▶ **STATED GOAL**:
Copy out, character for character, every line from the very start of the entries through the line holding "decor-shape bbox=[342, 339, 362, 359]", both ends included.

** BEGIN MATERIAL TO PROCESS **

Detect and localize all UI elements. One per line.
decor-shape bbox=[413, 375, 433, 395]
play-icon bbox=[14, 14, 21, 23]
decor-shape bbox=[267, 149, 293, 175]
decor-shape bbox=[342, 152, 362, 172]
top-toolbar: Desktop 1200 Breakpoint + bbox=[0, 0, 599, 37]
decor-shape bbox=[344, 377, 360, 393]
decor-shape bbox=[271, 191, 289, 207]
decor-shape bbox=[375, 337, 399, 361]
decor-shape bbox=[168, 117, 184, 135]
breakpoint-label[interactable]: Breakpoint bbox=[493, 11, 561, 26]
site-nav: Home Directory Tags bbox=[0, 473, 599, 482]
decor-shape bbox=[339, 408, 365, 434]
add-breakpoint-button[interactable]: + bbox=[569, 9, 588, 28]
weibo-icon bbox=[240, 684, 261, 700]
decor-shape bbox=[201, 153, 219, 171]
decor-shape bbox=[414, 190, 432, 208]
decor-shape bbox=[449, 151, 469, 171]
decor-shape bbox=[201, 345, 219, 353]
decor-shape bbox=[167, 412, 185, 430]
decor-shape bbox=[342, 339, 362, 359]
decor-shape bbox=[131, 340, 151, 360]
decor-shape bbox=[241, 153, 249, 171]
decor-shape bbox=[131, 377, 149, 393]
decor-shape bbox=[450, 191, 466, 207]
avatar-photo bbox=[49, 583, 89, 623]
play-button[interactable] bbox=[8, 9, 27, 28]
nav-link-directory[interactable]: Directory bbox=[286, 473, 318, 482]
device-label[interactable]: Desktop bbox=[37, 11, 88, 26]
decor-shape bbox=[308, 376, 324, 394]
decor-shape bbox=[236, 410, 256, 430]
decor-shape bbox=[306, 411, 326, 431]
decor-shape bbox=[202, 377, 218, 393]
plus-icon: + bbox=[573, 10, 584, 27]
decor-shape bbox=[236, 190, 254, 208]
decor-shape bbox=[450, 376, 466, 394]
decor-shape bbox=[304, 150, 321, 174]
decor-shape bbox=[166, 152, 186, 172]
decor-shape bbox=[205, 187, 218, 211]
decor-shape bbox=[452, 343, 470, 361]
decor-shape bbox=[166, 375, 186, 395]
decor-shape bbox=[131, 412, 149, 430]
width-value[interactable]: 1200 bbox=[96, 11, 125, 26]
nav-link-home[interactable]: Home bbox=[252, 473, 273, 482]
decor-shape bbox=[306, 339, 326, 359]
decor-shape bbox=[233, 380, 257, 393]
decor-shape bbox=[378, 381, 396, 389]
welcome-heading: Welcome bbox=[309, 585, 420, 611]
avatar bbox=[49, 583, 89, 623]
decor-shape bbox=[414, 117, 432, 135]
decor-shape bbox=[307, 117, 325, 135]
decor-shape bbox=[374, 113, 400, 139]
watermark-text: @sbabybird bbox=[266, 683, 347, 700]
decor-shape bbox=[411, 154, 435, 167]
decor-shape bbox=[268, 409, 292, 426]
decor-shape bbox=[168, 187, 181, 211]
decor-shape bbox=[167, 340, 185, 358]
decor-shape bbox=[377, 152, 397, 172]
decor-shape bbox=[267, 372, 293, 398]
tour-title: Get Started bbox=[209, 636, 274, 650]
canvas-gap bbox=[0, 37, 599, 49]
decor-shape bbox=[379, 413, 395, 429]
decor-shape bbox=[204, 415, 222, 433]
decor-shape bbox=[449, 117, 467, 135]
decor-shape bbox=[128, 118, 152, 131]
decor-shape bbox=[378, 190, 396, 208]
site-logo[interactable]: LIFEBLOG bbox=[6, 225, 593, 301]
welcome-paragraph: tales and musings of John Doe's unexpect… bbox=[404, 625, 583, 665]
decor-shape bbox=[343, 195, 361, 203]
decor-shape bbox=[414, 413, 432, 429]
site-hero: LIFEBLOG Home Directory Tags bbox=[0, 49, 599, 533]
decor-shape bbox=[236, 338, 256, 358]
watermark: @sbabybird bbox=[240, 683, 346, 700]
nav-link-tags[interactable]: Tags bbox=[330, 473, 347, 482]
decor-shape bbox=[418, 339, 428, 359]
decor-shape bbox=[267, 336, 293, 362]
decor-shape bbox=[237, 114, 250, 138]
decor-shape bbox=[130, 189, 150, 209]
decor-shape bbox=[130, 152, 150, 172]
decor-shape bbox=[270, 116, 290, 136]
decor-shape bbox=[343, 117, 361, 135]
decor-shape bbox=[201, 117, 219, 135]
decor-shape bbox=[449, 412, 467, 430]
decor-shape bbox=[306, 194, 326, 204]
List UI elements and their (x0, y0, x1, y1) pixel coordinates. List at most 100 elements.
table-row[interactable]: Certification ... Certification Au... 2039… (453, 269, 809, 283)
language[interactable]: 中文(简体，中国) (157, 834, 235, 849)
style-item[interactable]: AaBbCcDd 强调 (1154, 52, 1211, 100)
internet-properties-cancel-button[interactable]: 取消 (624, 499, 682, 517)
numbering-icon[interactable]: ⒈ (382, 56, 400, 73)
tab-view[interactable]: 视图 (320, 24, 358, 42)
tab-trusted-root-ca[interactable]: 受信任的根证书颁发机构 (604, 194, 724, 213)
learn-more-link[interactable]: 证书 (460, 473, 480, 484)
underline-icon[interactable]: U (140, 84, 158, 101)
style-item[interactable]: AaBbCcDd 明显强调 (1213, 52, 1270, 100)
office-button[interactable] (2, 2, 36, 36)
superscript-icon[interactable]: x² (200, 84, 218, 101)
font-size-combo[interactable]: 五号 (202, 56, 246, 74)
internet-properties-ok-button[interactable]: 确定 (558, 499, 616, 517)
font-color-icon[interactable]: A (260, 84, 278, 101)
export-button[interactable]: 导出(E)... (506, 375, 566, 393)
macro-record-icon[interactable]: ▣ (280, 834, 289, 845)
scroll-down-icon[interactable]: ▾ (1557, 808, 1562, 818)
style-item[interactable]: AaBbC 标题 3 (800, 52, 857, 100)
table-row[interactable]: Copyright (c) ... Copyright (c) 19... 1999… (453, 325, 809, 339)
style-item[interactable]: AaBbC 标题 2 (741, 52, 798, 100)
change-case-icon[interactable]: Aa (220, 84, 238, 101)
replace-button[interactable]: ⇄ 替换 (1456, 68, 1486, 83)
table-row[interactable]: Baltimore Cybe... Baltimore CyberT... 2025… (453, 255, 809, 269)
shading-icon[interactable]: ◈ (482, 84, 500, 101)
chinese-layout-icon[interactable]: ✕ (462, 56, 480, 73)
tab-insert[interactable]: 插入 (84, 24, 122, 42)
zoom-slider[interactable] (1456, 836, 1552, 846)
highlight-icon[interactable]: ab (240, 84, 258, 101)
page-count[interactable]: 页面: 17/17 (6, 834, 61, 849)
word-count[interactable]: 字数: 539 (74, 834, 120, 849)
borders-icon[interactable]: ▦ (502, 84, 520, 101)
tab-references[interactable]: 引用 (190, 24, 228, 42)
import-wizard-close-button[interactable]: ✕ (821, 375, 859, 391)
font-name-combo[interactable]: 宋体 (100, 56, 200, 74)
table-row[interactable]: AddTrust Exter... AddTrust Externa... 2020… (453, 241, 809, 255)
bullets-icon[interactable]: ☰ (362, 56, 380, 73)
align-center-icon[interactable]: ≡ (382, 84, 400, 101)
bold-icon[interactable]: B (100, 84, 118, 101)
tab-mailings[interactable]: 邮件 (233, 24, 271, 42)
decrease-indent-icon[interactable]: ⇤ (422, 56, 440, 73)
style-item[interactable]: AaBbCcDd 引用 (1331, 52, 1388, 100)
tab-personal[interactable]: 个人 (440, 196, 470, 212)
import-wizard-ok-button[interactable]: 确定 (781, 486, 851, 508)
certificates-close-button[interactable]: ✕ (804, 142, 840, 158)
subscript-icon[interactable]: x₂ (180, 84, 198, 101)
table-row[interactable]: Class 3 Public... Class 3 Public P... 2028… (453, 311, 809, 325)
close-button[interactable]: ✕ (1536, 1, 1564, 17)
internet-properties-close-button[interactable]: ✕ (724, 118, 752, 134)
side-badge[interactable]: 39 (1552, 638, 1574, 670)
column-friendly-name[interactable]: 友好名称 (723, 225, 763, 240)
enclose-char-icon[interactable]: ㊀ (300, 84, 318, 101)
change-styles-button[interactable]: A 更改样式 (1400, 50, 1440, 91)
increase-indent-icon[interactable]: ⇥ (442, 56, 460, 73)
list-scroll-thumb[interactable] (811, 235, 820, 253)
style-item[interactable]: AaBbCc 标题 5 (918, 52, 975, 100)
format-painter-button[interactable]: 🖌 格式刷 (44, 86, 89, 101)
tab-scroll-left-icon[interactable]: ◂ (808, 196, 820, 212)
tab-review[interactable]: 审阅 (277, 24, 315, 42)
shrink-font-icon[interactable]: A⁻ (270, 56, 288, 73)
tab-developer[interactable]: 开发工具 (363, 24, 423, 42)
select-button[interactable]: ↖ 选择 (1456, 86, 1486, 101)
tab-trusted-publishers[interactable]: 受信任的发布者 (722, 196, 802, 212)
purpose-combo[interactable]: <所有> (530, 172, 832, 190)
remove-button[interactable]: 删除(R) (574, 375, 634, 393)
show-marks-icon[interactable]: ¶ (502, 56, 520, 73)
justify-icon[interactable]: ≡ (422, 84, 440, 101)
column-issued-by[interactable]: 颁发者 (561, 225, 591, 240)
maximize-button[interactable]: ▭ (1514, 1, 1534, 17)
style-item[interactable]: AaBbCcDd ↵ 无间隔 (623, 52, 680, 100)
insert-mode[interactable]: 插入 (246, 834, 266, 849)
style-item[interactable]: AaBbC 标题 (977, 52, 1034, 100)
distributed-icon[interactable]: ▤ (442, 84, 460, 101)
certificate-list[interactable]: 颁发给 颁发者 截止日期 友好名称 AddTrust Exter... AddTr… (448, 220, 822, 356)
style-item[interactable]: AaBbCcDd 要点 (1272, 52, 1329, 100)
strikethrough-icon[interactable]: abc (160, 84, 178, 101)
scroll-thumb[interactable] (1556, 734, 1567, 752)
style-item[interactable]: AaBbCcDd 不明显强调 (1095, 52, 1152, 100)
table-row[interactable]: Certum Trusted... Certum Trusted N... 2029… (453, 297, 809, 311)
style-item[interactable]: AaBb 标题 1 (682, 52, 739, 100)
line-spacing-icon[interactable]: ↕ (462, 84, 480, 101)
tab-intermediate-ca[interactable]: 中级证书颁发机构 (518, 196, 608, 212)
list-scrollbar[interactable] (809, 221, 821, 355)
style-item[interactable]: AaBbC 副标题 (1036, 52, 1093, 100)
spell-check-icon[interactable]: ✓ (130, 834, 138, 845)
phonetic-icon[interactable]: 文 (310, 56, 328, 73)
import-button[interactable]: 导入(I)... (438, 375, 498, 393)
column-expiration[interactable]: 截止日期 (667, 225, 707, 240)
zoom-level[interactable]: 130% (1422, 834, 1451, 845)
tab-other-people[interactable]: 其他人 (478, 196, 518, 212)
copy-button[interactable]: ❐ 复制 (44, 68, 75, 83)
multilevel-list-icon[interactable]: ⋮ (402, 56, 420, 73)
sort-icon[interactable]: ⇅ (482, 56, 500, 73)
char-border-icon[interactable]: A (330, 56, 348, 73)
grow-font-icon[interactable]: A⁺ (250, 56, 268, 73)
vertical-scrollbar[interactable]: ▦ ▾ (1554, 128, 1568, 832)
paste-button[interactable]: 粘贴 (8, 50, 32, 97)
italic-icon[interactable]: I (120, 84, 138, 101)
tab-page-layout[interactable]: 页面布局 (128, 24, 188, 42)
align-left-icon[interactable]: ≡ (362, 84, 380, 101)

** END MATERIAL TO PROCESS **

▶ **IN RESPONSE**:
Detect and localize all UI elements. One per line.
decor-shape bbox=[413, 375, 433, 395]
play-icon bbox=[14, 14, 21, 23]
decor-shape bbox=[267, 149, 293, 175]
decor-shape bbox=[342, 152, 362, 172]
top-toolbar: Desktop 1200 Breakpoint + bbox=[0, 0, 599, 37]
decor-shape bbox=[344, 377, 360, 393]
decor-shape bbox=[271, 191, 289, 207]
decor-shape bbox=[375, 337, 399, 361]
decor-shape bbox=[168, 117, 184, 135]
breakpoint-label[interactable]: Breakpoint bbox=[493, 11, 561, 26]
site-nav: Home Directory Tags bbox=[0, 473, 599, 482]
decor-shape bbox=[339, 408, 365, 434]
add-breakpoint-button[interactable]: + bbox=[569, 9, 588, 28]
weibo-icon bbox=[240, 684, 261, 700]
decor-shape bbox=[201, 153, 219, 171]
decor-shape bbox=[414, 190, 432, 208]
decor-shape bbox=[449, 151, 469, 171]
decor-shape bbox=[201, 345, 219, 353]
decor-shape bbox=[167, 412, 185, 430]
decor-shape bbox=[342, 339, 362, 359]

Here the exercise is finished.